Rows from a figure dataset:
----

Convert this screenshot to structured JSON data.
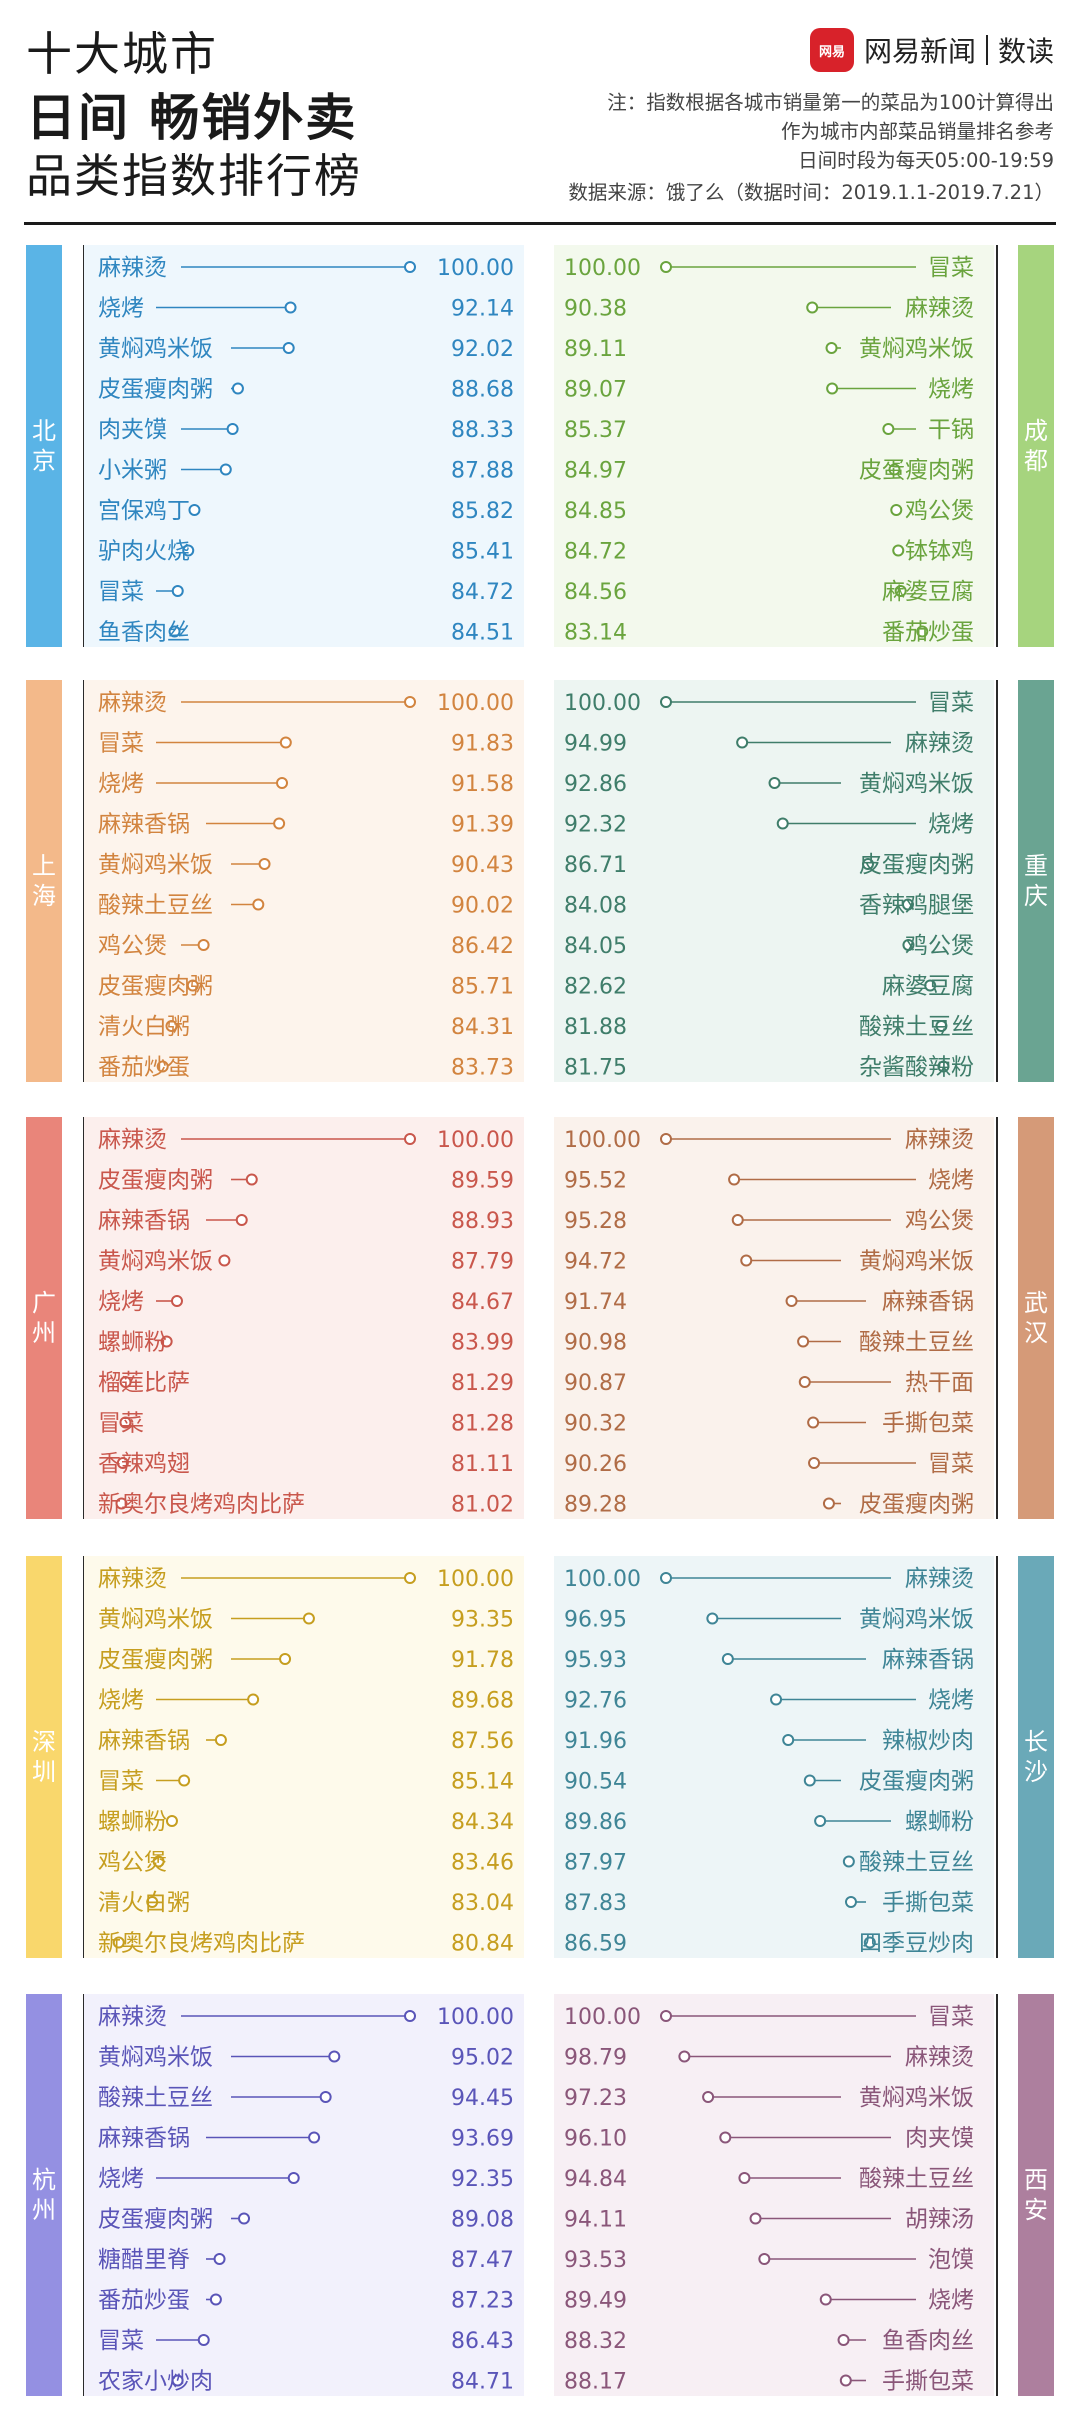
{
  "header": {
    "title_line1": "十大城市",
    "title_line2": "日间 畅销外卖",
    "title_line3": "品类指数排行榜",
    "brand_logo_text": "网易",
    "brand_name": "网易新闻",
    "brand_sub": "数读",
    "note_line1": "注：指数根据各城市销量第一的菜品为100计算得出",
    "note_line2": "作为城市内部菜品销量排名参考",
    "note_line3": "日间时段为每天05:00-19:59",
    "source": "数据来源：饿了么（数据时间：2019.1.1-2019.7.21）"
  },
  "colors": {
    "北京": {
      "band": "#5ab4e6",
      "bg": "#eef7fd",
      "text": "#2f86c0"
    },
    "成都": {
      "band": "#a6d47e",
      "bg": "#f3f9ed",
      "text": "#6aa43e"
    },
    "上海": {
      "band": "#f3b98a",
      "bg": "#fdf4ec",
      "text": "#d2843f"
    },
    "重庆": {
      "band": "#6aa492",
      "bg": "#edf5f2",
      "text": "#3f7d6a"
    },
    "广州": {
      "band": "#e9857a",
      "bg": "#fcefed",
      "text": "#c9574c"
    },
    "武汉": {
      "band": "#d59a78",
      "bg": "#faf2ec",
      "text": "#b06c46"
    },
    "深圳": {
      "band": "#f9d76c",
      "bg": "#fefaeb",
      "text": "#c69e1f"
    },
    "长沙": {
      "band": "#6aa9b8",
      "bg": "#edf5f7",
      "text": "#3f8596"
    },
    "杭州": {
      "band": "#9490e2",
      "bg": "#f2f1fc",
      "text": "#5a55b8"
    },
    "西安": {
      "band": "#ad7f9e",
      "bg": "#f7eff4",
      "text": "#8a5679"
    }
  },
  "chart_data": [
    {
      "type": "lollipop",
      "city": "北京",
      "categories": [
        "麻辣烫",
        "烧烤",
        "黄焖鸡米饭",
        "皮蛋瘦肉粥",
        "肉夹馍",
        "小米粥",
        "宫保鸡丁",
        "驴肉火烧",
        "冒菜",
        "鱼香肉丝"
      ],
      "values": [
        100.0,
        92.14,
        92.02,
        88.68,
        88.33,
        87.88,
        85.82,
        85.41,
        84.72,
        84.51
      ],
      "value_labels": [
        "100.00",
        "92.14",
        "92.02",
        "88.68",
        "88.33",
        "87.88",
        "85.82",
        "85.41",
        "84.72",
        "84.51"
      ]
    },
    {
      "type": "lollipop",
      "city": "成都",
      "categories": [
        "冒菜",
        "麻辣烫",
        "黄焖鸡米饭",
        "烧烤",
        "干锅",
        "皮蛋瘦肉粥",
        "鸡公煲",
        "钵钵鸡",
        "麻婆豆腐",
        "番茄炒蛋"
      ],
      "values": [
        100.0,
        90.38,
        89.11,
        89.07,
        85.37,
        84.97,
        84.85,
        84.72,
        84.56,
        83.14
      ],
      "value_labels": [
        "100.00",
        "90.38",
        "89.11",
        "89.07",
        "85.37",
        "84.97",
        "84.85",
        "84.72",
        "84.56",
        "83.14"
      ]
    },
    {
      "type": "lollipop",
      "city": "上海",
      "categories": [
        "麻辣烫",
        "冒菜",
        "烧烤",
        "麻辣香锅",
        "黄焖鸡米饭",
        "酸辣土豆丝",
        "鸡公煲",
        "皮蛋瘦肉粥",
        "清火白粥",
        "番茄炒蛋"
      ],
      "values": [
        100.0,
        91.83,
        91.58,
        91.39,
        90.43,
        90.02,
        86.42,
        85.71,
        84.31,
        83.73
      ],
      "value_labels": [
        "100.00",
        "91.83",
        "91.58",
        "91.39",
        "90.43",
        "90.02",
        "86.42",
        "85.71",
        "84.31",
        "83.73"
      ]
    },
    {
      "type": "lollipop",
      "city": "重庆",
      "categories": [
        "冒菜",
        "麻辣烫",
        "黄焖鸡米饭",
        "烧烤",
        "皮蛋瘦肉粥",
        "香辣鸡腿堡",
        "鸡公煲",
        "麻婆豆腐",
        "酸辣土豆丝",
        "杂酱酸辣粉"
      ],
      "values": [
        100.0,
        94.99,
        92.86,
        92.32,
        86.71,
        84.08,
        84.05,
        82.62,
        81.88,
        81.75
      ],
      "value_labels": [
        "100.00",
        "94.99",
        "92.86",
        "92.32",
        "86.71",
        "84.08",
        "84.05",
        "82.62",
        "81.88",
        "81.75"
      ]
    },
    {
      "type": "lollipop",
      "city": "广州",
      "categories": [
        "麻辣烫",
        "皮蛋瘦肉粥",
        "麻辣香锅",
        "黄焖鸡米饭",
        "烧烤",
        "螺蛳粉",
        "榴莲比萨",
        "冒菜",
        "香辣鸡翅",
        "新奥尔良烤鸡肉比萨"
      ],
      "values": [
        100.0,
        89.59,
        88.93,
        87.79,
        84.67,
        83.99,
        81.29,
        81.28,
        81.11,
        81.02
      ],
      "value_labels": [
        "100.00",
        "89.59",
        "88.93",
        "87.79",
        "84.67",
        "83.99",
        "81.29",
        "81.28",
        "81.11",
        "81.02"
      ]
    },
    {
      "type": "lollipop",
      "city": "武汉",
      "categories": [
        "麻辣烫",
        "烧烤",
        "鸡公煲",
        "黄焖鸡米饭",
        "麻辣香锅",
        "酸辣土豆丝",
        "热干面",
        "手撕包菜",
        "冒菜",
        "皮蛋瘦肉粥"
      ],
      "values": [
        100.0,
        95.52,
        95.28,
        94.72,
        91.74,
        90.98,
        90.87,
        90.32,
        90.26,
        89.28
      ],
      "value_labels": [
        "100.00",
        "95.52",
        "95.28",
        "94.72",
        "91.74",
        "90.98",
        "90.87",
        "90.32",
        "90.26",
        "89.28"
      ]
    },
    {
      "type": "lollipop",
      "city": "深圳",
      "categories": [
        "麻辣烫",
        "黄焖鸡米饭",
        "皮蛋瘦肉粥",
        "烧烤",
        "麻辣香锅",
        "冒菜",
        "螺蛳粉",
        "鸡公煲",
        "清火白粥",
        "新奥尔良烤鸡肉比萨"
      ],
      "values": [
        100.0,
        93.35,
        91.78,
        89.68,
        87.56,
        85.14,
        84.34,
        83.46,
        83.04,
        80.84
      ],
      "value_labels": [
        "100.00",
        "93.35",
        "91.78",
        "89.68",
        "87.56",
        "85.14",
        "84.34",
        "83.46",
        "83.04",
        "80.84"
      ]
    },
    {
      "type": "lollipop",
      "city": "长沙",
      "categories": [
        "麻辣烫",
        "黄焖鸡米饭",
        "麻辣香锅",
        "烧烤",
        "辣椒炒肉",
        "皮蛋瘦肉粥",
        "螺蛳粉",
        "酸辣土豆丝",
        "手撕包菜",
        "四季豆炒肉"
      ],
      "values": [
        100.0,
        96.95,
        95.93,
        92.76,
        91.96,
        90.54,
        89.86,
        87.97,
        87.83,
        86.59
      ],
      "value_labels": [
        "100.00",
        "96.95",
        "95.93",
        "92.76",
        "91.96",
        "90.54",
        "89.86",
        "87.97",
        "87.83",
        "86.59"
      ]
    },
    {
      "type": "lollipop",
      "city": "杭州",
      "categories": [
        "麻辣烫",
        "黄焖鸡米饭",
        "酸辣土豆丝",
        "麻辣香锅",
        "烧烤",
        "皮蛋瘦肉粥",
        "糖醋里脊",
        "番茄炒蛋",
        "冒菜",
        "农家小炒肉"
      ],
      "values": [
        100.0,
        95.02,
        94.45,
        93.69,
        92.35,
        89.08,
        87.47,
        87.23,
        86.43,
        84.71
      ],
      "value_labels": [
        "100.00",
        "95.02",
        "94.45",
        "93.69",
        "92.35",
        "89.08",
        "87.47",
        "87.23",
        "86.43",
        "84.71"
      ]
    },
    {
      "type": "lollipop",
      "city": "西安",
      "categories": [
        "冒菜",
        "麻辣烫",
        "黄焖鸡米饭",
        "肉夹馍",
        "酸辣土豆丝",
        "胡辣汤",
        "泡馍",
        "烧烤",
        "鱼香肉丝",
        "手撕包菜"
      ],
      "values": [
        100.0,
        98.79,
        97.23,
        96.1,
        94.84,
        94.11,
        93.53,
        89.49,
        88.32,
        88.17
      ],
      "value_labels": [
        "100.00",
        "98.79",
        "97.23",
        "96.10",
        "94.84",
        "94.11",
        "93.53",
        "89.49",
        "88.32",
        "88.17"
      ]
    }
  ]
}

----

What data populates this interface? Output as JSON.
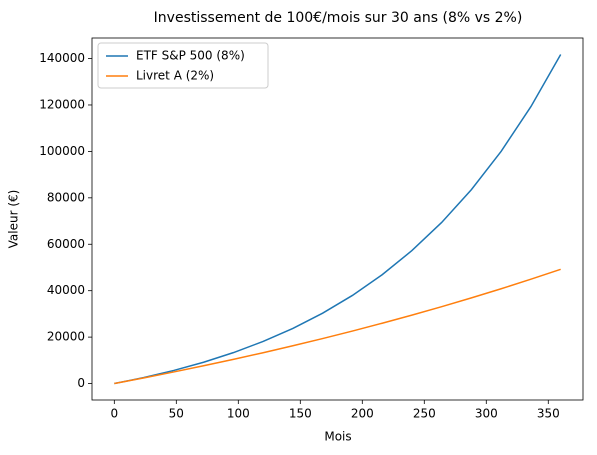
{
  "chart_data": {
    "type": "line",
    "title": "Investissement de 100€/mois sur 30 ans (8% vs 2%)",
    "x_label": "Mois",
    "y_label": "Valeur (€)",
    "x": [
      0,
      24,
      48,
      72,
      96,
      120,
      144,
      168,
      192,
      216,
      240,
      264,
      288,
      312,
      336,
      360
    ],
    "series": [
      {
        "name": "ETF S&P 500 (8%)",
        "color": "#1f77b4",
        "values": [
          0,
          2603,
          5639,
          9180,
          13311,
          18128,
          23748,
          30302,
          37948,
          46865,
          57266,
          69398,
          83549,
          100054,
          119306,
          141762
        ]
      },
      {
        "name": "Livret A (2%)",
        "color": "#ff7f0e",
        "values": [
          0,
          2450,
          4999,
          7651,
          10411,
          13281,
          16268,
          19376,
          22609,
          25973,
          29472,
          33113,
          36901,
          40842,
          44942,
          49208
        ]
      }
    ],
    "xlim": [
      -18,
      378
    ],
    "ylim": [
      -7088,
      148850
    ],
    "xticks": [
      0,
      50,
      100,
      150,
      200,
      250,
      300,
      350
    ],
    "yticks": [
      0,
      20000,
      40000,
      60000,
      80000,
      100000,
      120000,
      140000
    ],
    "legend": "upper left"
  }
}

----

Every line in the data above that contains "JSON" needs to be copied.

Convert this screenshot to structured JSON data.
What data populates this interface? Output as JSON.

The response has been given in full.